(DATA PROVIDED)
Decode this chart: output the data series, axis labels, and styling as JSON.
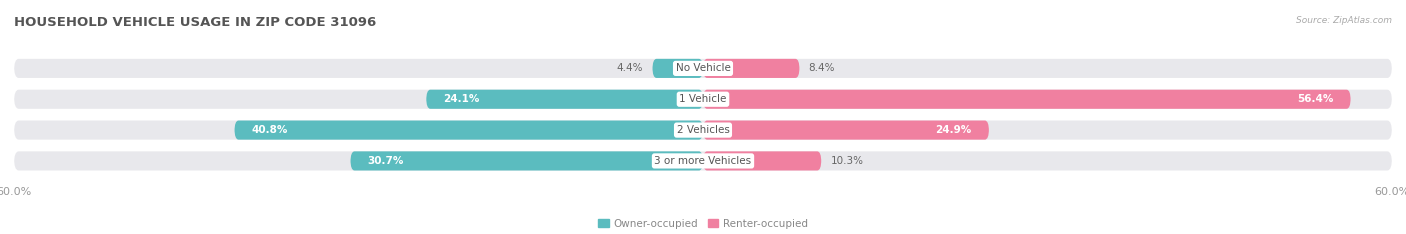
{
  "title": "HOUSEHOLD VEHICLE USAGE IN ZIP CODE 31096",
  "source": "Source: ZipAtlas.com",
  "categories": [
    "No Vehicle",
    "1 Vehicle",
    "2 Vehicles",
    "3 or more Vehicles"
  ],
  "owner_values": [
    4.4,
    24.1,
    40.8,
    30.7
  ],
  "renter_values": [
    8.4,
    56.4,
    24.9,
    10.3
  ],
  "owner_color": "#5bbcbf",
  "renter_color": "#f080a0",
  "bar_bg_color": "#e8e8ec",
  "owner_label": "Owner-occupied",
  "renter_label": "Renter-occupied",
  "x_min": -60.0,
  "x_max": 60.0,
  "x_tick_labels": [
    "60.0%",
    "60.0%"
  ],
  "title_fontsize": 9.5,
  "label_fontsize": 7.5,
  "axis_fontsize": 8,
  "background_color": "#ffffff",
  "cat_label_fontsize": 7.5,
  "val_label_fontsize": 7.5
}
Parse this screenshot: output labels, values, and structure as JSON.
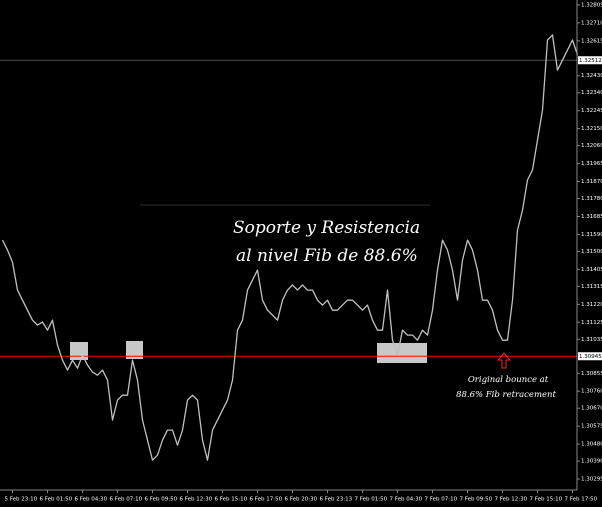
{
  "chart_data": {
    "type": "line",
    "annotations": [
      "Soporte y Resistencia",
      "al nivel Fib de 88.6%",
      "Original bounce at",
      "88.6% Fib retracement"
    ],
    "categories": [
      null,
      null,
      "5 Feb 23:10",
      null,
      null,
      null,
      null,
      null,
      null,
      "6 Feb 01:50",
      null,
      null,
      null,
      null,
      null,
      null,
      "6 Feb 04:30",
      null,
      null,
      null,
      null,
      null,
      null,
      "6 Feb 07:10",
      null,
      null,
      null,
      null,
      null,
      null,
      "6 Feb 09:50",
      null,
      null,
      null,
      null,
      null,
      null,
      "6 Feb 12:30",
      null,
      null,
      null,
      null,
      null,
      null,
      "6 Feb 15:10",
      null,
      null,
      null,
      null,
      null,
      null,
      "6 Feb 17:50",
      null,
      null,
      null,
      null,
      null,
      null,
      "6 Feb 20:30",
      null,
      null,
      null,
      null,
      null,
      null,
      "6 Feb 23:13",
      null,
      null,
      null,
      null,
      null,
      null,
      "7 Feb 01:50",
      null,
      null,
      null,
      null,
      null,
      null,
      "7 Feb 04:30",
      null,
      null,
      null,
      null,
      null,
      null,
      "7 Feb 07:10",
      null,
      null,
      null,
      null,
      null,
      null,
      "7 Feb 09:50",
      null,
      null,
      null,
      null,
      null,
      null,
      "7 Feb 12:30",
      null,
      null,
      null,
      null,
      null,
      null,
      "7 Feb 15:10",
      null,
      null,
      null,
      null,
      null,
      null,
      "7 Feb 17:50",
      null
    ],
    "series": [
      {
        "color": "#c0c0c0",
        "values": [
          1.3156,
          1.31507,
          1.31443,
          1.31295,
          1.31242,
          1.31189,
          1.31136,
          1.3111,
          1.31126,
          1.31083,
          1.31136,
          1.31004,
          1.30924,
          1.30872,
          1.30924,
          1.30882,
          1.30951,
          1.30898,
          1.30861,
          1.30845,
          1.30872,
          1.30819,
          1.30607,
          1.30713,
          1.30739,
          1.30739,
          1.30924,
          1.30819,
          1.30607,
          1.30501,
          1.30395,
          1.30421,
          1.30501,
          1.30554,
          1.30554,
          1.30474,
          1.30554,
          1.30713,
          1.30739,
          1.30713,
          1.30501,
          1.30395,
          1.30554,
          1.30607,
          1.3066,
          1.30713,
          1.30819,
          1.31083,
          1.31136,
          1.31295,
          1.31348,
          1.31401,
          1.31242,
          1.31189,
          1.31163,
          1.31136,
          1.31242,
          1.31295,
          1.31322,
          1.31295,
          1.31322,
          1.31295,
          1.31295,
          1.31242,
          1.31216,
          1.31242,
          1.31189,
          1.31189,
          1.31216,
          1.31242,
          1.31242,
          1.31216,
          1.31189,
          1.31216,
          1.31136,
          1.31083,
          1.31083,
          1.31295,
          1.3103,
          1.30951,
          1.31083,
          1.31057,
          1.31057,
          1.3103,
          1.31083,
          1.31057,
          1.31189,
          1.31401,
          1.3156,
          1.31507,
          1.31401,
          1.31242,
          1.31454,
          1.3156,
          1.31507,
          1.31401,
          1.31242,
          1.31242,
          1.31189,
          1.31083,
          1.3103,
          1.3103,
          1.31242,
          1.31613,
          1.31719,
          1.31878,
          1.31931,
          1.3209,
          1.32248,
          1.32619,
          1.32646,
          1.3246,
          1.32513,
          1.32566,
          1.32619,
          1.3254
        ]
      }
    ],
    "ylim": [
      1.30237,
      1.32831
    ],
    "yticks": [
      {
        "value": 1.32805,
        "label": "1.32805"
      },
      {
        "value": 1.3271,
        "label": "1.32710"
      },
      {
        "value": 1.32615,
        "label": "1.32615"
      },
      {
        "value": 1.3243,
        "label": "1.32430"
      },
      {
        "value": 1.3234,
        "label": "1.32340"
      },
      {
        "value": 1.32245,
        "label": "1.32245"
      },
      {
        "value": 1.3215,
        "label": "1.32150"
      },
      {
        "value": 1.3206,
        "label": "1.32060"
      },
      {
        "value": 1.31965,
        "label": "1.31965"
      },
      {
        "value": 1.3187,
        "label": "1.31870"
      },
      {
        "value": 1.3178,
        "label": "1.31780"
      },
      {
        "value": 1.31685,
        "label": "1.31685"
      },
      {
        "value": 1.3159,
        "label": "1.31590"
      },
      {
        "value": 1.315,
        "label": "1.31500"
      },
      {
        "value": 1.31405,
        "label": "1.31405"
      },
      {
        "value": 1.31315,
        "label": "1.31315"
      },
      {
        "value": 1.3122,
        "label": "1.31220"
      },
      {
        "value": 1.31125,
        "label": "1.31125"
      },
      {
        "value": 1.31035,
        "label": "1.31035"
      },
      {
        "value": 1.30855,
        "label": "1.30855"
      },
      {
        "value": 1.3076,
        "label": "1.30760"
      },
      {
        "value": 1.3067,
        "label": "1.30670"
      },
      {
        "value": 1.30575,
        "label": "1.30575"
      },
      {
        "value": 1.3048,
        "label": "1.30480"
      },
      {
        "value": 1.3039,
        "label": "1.30390"
      },
      {
        "value": 1.30295,
        "label": "1.30295"
      }
    ],
    "levels": [
      {
        "value": 1.30945,
        "label": "1.30945",
        "color": "#ff0000"
      },
      {
        "value": 1.32512,
        "label": "1.32512",
        "color": "#4a4a4a"
      }
    ]
  }
}
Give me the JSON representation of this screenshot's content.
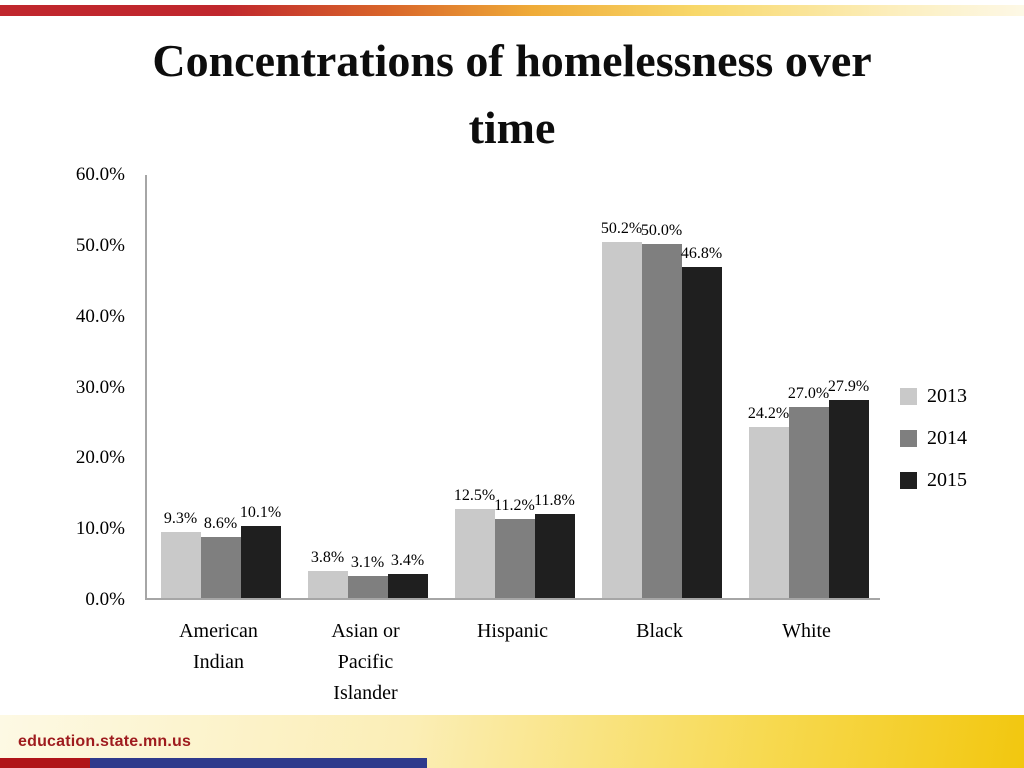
{
  "slide": {
    "title": "Concentrations of homelessness over\ntime"
  },
  "footer": {
    "site": "education.state.mn.us"
  },
  "theme": {
    "accent_red": "#c0272d",
    "accent_gold": "#f2c70f",
    "accent_blue": "#2e3a8c",
    "footer_text_color": "#9e1b1e",
    "axis_line_color": "#a6a6a6"
  },
  "chart_data": {
    "type": "bar",
    "title": "",
    "xlabel": "",
    "ylabel": "",
    "ylim": [
      0,
      60
    ],
    "ytick_labels": [
      "60.0%",
      "50.0%",
      "40.0%",
      "30.0%",
      "20.0%",
      "10.0%",
      "0.0%"
    ],
    "grid": false,
    "legend_position": "right",
    "data_labels": true,
    "data_label_format": "{value}%",
    "categories": [
      "American Indian",
      "Asian or Pacific Islander",
      "Hispanic",
      "Black",
      "White"
    ],
    "category_display": [
      "American\nIndian",
      "Asian or\nPacific\nIslander",
      "Hispanic",
      "Black",
      "White"
    ],
    "series": [
      {
        "name": "2013",
        "color": "#c9c9c9",
        "values": [
          9.3,
          3.8,
          12.5,
          50.2,
          24.2
        ]
      },
      {
        "name": "2014",
        "color": "#7f7f7f",
        "values": [
          8.6,
          3.1,
          11.2,
          50.0,
          27.0
        ]
      },
      {
        "name": "2015",
        "color": "#1f1f1f",
        "values": [
          10.1,
          3.4,
          11.8,
          46.8,
          27.9
        ]
      }
    ]
  }
}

(WHAT YOU WILL DO) Identify the lines above that contain the word "this", then copy them.

(ANSWER)
Decode this chart: output the data series, axis labels, and styling as JSON.
Parse this screenshot: output labels, values, and structure as JSON.
Give me the JSON representation of this screenshot's content.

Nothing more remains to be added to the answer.